··· Dataset content ···

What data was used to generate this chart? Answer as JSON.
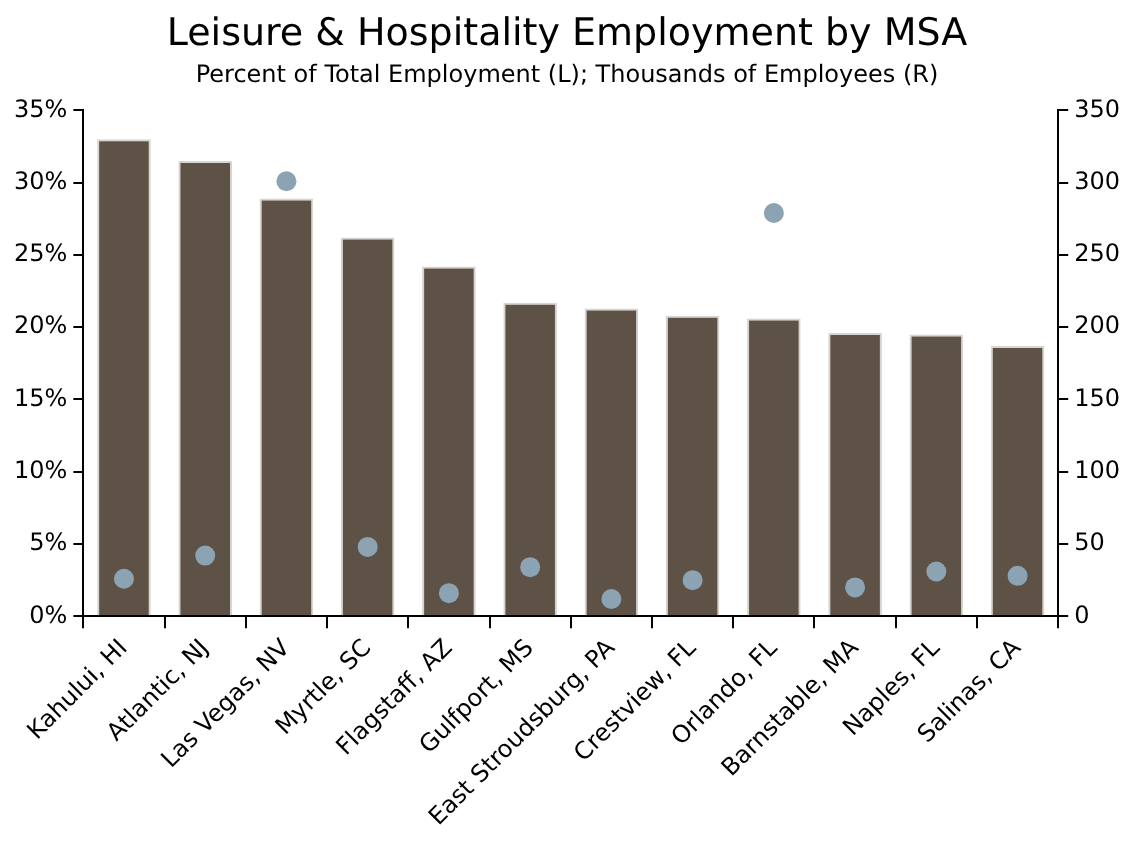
{
  "chart_data": {
    "type": "bar",
    "title": "Leisure & Hospitality Employment by MSA",
    "subtitle": "Percent of Total Employment (L); Thousands of Employees (R)",
    "categories": [
      "Kahului, HI",
      "Atlantic, NJ",
      "Las Vegas, NV",
      "Myrtle, SC",
      "Flagstaff, AZ",
      "Gulfport, MS",
      "East Stroudsburg, PA",
      "Crestview, FL",
      "Orlando, FL",
      "Barnstable, MA",
      "Naples, FL",
      "Salinas, CA"
    ],
    "series": [
      {
        "color": "#5e5246",
        "values": [
          33.0,
          31.5,
          28.9,
          26.2,
          24.2,
          21.7,
          21.3,
          20.8,
          20.6,
          19.6,
          19.5,
          18.7
        ]
      },
      {
        "type": "scatter",
        "axis": "y2",
        "color": "#8ba3b3",
        "x": [
          "Kahului, HI",
          "Atlantic, NJ",
          "Las Vegas, NV",
          "Myrtle, SC",
          "Flagstaff, AZ",
          "Gulfport, MS",
          "East Stroudsburg, PA",
          "Crestview, FL",
          "Orlando, FL",
          "Barnstable, MA",
          "Naples, FL",
          "Salinas, CA"
        ],
        "values": [
          26,
          42,
          301,
          48,
          16,
          34,
          12,
          25,
          279,
          20,
          31,
          28
        ]
      }
    ],
    "ylim": [
      0,
      35
    ],
    "yticks": [
      {
        "value": 0,
        "label": "0%"
      },
      {
        "value": 5,
        "label": "5%"
      },
      {
        "value": 10,
        "label": "10%"
      },
      {
        "value": 15,
        "label": "15%"
      },
      {
        "value": 20,
        "label": "20%"
      },
      {
        "value": 25,
        "label": "25%"
      },
      {
        "value": 30,
        "label": "30%"
      },
      {
        "value": 35,
        "label": "35%"
      }
    ],
    "y2lim": [
      0,
      350
    ],
    "y2ticks": [
      0,
      50,
      100,
      150,
      200,
      250,
      300,
      350
    ],
    "grid": false,
    "legend": false,
    "marker": "circle"
  }
}
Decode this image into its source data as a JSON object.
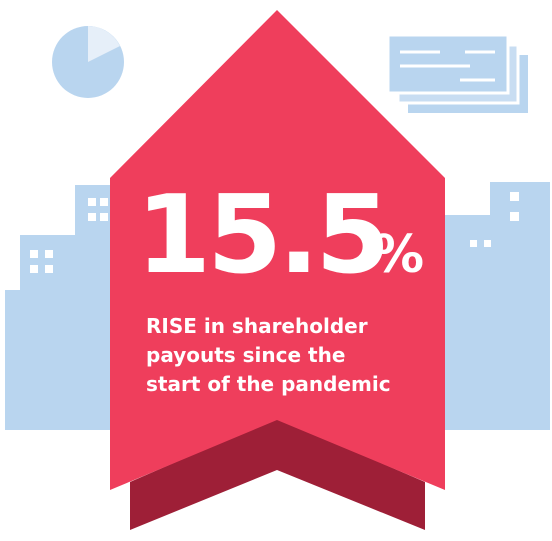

···

- _Requirement_
Reproduce all of the material above word for word. Omit the pictures.

- _Solution_
What data was used to generate this chart? Answer as JSON.
{
  "chart_data": {
    "type": "bar",
    "title": "Leisure & Hospitality Employment by MSA",
    "subtitle": "Percent of Total Employment (L); Thousands of Employees (R)",
    "categories": [
      "Kahului, HI",
      "Atlantic, NJ",
      "Las Vegas, NV",
      "Myrtle, SC",
      "Flagstaff, AZ",
      "Gulfport, MS",
      "East Stroudsburg, PA",
      "Crestview, FL",
      "Orlando, FL",
      "Barnstable, MA",
      "Naples, FL",
      "Salinas, CA"
    ],
    "series": [
      {
        "color": "#5e5246",
        "values": [
          33.0,
          31.5,
          28.9,
          26.2,
          24.2,
          21.7,
          21.3,
          20.8,
          20.6,
          19.6,
          19.5,
          18.7
        ]
      },
      {
        "type": "scatter",
        "axis": "y2",
        "color": "#8ba3b3",
        "x": [
          "Kahului, HI",
          "Atlantic, NJ",
          "Las Vegas, NV",
          "Myrtle, SC",
          "Flagstaff, AZ",
          "Gulfport, MS",
          "East Stroudsburg, PA",
          "Crestview, FL",
          "Orlando, FL",
          "Barnstable, MA",
          "Naples, FL",
          "Salinas, CA"
        ],
        "values": [
          26,
          42,
          301,
          48,
          16,
          34,
          12,
          25,
          279,
          20,
          31,
          28
        ]
      }
    ],
    "ylim": [
      0,
      35
    ],
    "yticks": [
      {
        "value": 0,
        "label": "0%"
      },
      {
        "value": 5,
        "label": "5%"
      },
      {
        "value": 10,
        "label": "10%"
      },
      {
        "value": 15,
        "label": "15%"
      },
      {
        "value": 20,
        "label": "20%"
      },
      {
        "value": 25,
        "label": "25%"
      },
      {
        "value": 30,
        "label": "30%"
      },
      {
        "value": 35,
        "label": "35%"
      }
    ],
    "y2lim": [
      0,
      350
    ],
    "y2ticks": [
      0,
      50,
      100,
      150,
      200,
      250,
      300,
      350
    ],
    "grid": false,
    "legend": false,
    "marker": "circle"
  }
}
Decode this image into its source data as a JSON object.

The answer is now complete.